_EXERCISE INSTRUCTIONS_. Could you output each line of the data that follows exactly?

Dataset records
Start

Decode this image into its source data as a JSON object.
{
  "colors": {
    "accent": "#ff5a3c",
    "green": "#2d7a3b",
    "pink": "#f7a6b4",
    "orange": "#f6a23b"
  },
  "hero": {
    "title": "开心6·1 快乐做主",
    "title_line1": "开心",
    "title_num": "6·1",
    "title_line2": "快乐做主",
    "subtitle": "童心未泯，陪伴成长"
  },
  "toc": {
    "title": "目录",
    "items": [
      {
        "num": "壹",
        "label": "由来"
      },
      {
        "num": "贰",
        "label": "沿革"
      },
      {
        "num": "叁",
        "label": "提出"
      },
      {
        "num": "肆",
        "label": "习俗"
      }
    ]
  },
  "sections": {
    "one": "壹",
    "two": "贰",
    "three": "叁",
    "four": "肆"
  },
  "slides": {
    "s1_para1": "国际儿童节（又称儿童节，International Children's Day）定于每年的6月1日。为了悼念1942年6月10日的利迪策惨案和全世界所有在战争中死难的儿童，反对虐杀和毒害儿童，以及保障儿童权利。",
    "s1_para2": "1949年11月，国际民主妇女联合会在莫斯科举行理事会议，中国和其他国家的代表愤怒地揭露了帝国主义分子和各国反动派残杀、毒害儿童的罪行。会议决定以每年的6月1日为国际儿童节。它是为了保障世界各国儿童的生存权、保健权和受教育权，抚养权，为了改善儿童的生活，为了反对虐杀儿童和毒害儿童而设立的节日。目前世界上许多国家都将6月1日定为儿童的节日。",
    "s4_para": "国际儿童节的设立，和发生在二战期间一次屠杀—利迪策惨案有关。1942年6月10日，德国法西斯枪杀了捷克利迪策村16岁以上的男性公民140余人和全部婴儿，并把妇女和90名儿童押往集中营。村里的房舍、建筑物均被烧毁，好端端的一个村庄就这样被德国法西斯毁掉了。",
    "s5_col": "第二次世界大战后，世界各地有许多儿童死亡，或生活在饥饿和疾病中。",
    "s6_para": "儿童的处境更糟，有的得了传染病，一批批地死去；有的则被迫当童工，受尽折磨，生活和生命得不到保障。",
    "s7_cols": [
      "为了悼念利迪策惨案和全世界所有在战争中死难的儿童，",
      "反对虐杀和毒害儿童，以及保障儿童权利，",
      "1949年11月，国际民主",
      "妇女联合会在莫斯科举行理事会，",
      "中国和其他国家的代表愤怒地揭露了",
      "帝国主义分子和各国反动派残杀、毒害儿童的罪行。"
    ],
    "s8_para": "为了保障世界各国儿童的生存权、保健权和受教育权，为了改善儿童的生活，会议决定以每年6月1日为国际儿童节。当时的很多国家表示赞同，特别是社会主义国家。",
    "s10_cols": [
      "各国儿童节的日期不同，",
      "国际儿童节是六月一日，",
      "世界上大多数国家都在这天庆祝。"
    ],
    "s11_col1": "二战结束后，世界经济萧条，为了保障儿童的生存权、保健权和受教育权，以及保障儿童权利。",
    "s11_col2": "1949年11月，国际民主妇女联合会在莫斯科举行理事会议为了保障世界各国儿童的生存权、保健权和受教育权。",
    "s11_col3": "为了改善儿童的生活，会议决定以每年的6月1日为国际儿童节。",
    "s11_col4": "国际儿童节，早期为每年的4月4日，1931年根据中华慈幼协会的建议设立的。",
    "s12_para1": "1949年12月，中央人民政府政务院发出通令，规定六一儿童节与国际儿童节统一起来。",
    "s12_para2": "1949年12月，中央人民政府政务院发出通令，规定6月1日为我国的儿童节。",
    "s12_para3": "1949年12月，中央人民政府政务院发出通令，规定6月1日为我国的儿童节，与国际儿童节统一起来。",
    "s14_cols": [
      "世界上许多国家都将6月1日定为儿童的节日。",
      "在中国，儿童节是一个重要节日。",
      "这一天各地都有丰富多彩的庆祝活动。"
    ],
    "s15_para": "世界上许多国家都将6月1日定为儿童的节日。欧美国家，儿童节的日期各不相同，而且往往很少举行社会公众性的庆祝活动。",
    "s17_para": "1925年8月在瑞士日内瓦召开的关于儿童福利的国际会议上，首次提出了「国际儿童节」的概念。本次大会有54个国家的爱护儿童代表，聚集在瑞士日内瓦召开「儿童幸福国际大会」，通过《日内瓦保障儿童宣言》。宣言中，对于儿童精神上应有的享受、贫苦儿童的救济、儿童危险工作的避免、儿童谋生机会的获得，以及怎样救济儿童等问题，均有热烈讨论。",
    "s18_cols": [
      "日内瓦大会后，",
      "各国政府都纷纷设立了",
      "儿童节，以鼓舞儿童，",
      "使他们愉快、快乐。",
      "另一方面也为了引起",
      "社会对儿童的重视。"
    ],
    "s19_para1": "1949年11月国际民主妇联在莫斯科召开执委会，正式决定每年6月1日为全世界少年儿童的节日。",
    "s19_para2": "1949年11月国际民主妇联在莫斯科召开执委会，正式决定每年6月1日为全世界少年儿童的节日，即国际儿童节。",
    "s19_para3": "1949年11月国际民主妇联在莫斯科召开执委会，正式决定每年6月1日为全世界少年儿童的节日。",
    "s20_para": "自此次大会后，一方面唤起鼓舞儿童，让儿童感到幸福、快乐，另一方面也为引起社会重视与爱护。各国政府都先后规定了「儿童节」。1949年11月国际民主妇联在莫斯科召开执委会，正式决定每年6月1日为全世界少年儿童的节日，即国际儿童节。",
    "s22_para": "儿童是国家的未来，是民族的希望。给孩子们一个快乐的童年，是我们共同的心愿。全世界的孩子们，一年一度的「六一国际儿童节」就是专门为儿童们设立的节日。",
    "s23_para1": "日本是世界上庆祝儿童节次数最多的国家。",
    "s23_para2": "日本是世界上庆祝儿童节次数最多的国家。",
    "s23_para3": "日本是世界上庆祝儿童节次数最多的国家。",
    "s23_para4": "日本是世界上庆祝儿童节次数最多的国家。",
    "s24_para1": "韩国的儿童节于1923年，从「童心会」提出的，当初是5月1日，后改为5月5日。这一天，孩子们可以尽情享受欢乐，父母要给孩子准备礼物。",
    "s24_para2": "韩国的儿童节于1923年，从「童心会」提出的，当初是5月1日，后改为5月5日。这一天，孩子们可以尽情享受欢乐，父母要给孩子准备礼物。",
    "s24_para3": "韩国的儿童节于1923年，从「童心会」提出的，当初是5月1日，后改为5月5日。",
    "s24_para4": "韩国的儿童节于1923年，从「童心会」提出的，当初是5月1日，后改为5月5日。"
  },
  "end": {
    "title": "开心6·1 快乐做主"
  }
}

End

_FINAL RESULT_.
Decode this image into its source data as a JSON object.
{
  "colors": {
    "accent": "#ff5a3c",
    "green": "#2d7a3b",
    "pink": "#f7a6b4",
    "orange": "#f6a23b"
  },
  "hero": {
    "title": "开心6·1 快乐做主",
    "title_line1": "开心",
    "title_num": "6·1",
    "title_line2": "快乐做主",
    "subtitle": "童心未泯，陪伴成长"
  },
  "toc": {
    "title": "目录",
    "items": [
      {
        "num": "壹",
        "label": "由来"
      },
      {
        "num": "贰",
        "label": "沿革"
      },
      {
        "num": "叁",
        "label": "提出"
      },
      {
        "num": "肆",
        "label": "习俗"
      }
    ]
  },
  "sections": {
    "one": "壹",
    "two": "贰",
    "three": "叁",
    "four": "肆"
  },
  "slides": {
    "s1_para1": "国际儿童节（又称儿童节，International Children's Day）定于每年的6月1日。为了悼念1942年6月10日的利迪策惨案和全世界所有在战争中死难的儿童，反对虐杀和毒害儿童，以及保障儿童权利。",
    "s1_para2": "1949年11月，国际民主妇女联合会在莫斯科举行理事会议，中国和其他国家的代表愤怒地揭露了帝国主义分子和各国反动派残杀、毒害儿童的罪行。会议决定以每年的6月1日为国际儿童节。它是为了保障世界各国儿童的生存权、保健权和受教育权，抚养权，为了改善儿童的生活，为了反对虐杀儿童和毒害儿童而设立的节日。目前世界上许多国家都将6月1日定为儿童的节日。",
    "s4_para": "国际儿童节的设立，和发生在二战期间一次屠杀—利迪策惨案有关。1942年6月10日，德国法西斯枪杀了捷克利迪策村16岁以上的男性公民140余人和全部婴儿，并把妇女和90名儿童押往集中营。村里的房舍、建筑物均被烧毁，好端端的一个村庄就这样被德国法西斯毁掉了。",
    "s5_col": "第二次世界大战后，世界各地有许多儿童死亡，或生活在饥饿和疾病中。",
    "s6_para": "儿童的处境更糟，有的得了传染病，一批批地死去；有的则被迫当童工，受尽折磨，生活和生命得不到保障。",
    "s7_cols": [
      "为了悼念利迪策惨案和全世界所有在战争中死难的儿童，",
      "反对虐杀和毒害儿童，以及保障儿童权利，",
      "1949年11月，国际民主",
      "妇女联合会在莫斯科举行理事会，",
      "中国和其他国家的代表愤怒地揭露了",
      "帝国主义分子和各国反动派残杀、毒害儿童的罪行。"
    ],
    "s8_para": "为了保障世界各国儿童的生存权、保健权和受教育权，为了改善儿童的生活，会议决定以每年6月1日为国际儿童节。当时的很多国家表示赞同，特别是社会主义国家。",
    "s10_cols": [
      "各国儿童节的日期不同，",
      "国际儿童节是六月一日，",
      "世界上大多数国家都在这天庆祝。"
    ],
    "s11_col1": "二战结束后，世界经济萧条，为了保障儿童的生存权、保健权和受教育权，以及保障儿童权利。",
    "s11_col2": "1949年11月，国际民主妇女联合会在莫斯科举行理事会议为了保障世界各国儿童的生存权、保健权和受教育权。",
    "s11_col3": "为了改善儿童的生活，会议决定以每年的6月1日为国际儿童节。",
    "s11_col4": "国际儿童节，早期为每年的4月4日，1931年根据中华慈幼协会的建议设立的。",
    "s12_para1": "1949年12月，中央人民政府政务院发出通令，规定六一儿童节与国际儿童节统一起来。",
    "s12_para2": "1949年12月，中央人民政府政务院发出通令，规定6月1日为我国的儿童节。",
    "s12_para3": "1949年12月，中央人民政府政务院发出通令，规定6月1日为我国的儿童节，与国际儿童节统一起来。",
    "s14_cols": [
      "世界上许多国家都将6月1日定为儿童的节日。",
      "在中国，儿童节是一个重要节日。",
      "这一天各地都有丰富多彩的庆祝活动。"
    ],
    "s15_para": "世界上许多国家都将6月1日定为儿童的节日。欧美国家，儿童节的日期各不相同，而且往往很少举行社会公众性的庆祝活动。",
    "s17_para": "1925年8月在瑞士日内瓦召开的关于儿童福利的国际会议上，首次提出了「国际儿童节」的概念。本次大会有54个国家的爱护儿童代表，聚集在瑞士日内瓦召开「儿童幸福国际大会」，通过《日内瓦保障儿童宣言》。宣言中，对于儿童精神上应有的享受、贫苦儿童的救济、儿童危险工作的避免、儿童谋生机会的获得，以及怎样救济儿童等问题，均有热烈讨论。",
    "s18_cols": [
      "日内瓦大会后，",
      "各国政府都纷纷设立了",
      "儿童节，以鼓舞儿童，",
      "使他们愉快、快乐。",
      "另一方面也为了引起",
      "社会对儿童的重视。"
    ],
    "s19_para1": "1949年11月国际民主妇联在莫斯科召开执委会，正式决定每年6月1日为全世界少年儿童的节日。",
    "s19_para2": "1949年11月国际民主妇联在莫斯科召开执委会，正式决定每年6月1日为全世界少年儿童的节日，即国际儿童节。",
    "s19_para3": "1949年11月国际民主妇联在莫斯科召开执委会，正式决定每年6月1日为全世界少年儿童的节日。",
    "s20_para": "自此次大会后，一方面唤起鼓舞儿童，让儿童感到幸福、快乐，另一方面也为引起社会重视与爱护。各国政府都先后规定了「儿童节」。1949年11月国际民主妇联在莫斯科召开执委会，正式决定每年6月1日为全世界少年儿童的节日，即国际儿童节。",
    "s22_para": "儿童是国家的未来，是民族的希望。给孩子们一个快乐的童年，是我们共同的心愿。全世界的孩子们，一年一度的「六一国际儿童节」就是专门为儿童们设立的节日。",
    "s23_para1": "日本是世界上庆祝儿童节次数最多的国家。",
    "s23_para2": "日本是世界上庆祝儿童节次数最多的国家。",
    "s23_para3": "日本是世界上庆祝儿童节次数最多的国家。",
    "s23_para4": "日本是世界上庆祝儿童节次数最多的国家。",
    "s24_para1": "韩国的儿童节于1923年，从「童心会」提出的，当初是5月1日，后改为5月5日。这一天，孩子们可以尽情享受欢乐，父母要给孩子准备礼物。",
    "s24_para2": "韩国的儿童节于1923年，从「童心会」提出的，当初是5月1日，后改为5月5日。这一天，孩子们可以尽情享受欢乐，父母要给孩子准备礼物。",
    "s24_para3": "韩国的儿童节于1923年，从「童心会」提出的，当初是5月1日，后改为5月5日。",
    "s24_para4": "韩国的儿童节于1923年，从「童心会」提出的，当初是5月1日，后改为5月5日。"
  },
  "end": {
    "title": "开心6·1 快乐做主"
  }
}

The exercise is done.